Tally each line where the word "қаласы" occurs, then give only the total.

>> START

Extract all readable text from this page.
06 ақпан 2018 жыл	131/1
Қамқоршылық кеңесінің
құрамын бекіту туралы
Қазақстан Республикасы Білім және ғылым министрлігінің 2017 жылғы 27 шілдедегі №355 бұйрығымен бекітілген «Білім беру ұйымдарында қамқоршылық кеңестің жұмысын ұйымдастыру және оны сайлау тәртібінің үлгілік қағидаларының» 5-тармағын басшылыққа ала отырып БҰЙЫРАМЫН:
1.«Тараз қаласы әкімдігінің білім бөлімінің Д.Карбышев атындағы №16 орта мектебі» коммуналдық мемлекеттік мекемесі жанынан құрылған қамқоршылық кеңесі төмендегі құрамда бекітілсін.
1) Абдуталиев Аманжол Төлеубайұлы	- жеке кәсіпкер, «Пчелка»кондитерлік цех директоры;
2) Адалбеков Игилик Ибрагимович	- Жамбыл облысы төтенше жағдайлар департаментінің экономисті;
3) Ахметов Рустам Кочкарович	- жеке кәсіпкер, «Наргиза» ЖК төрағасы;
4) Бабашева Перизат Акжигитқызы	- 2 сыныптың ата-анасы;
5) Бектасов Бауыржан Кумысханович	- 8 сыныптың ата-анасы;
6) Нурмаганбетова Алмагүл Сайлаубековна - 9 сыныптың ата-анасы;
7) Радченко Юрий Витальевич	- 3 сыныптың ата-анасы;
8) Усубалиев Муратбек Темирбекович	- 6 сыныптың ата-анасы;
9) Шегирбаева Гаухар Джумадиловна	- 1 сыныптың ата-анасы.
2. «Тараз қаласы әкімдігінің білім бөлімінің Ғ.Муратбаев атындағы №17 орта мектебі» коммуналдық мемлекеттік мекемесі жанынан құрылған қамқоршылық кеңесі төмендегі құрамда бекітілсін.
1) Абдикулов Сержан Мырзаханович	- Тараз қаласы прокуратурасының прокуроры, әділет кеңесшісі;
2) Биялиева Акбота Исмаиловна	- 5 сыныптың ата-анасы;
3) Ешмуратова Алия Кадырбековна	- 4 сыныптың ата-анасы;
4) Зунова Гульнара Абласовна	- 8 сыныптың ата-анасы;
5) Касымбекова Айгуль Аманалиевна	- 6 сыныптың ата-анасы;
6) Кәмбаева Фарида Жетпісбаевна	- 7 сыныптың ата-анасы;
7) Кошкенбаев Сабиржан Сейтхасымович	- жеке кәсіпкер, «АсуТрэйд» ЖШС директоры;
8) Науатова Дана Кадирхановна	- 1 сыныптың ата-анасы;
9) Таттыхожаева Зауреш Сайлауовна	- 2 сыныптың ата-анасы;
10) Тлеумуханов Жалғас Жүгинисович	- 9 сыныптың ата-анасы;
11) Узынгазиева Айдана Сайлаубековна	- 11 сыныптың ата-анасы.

>> END

> _RESULT OF THIS TASK_
3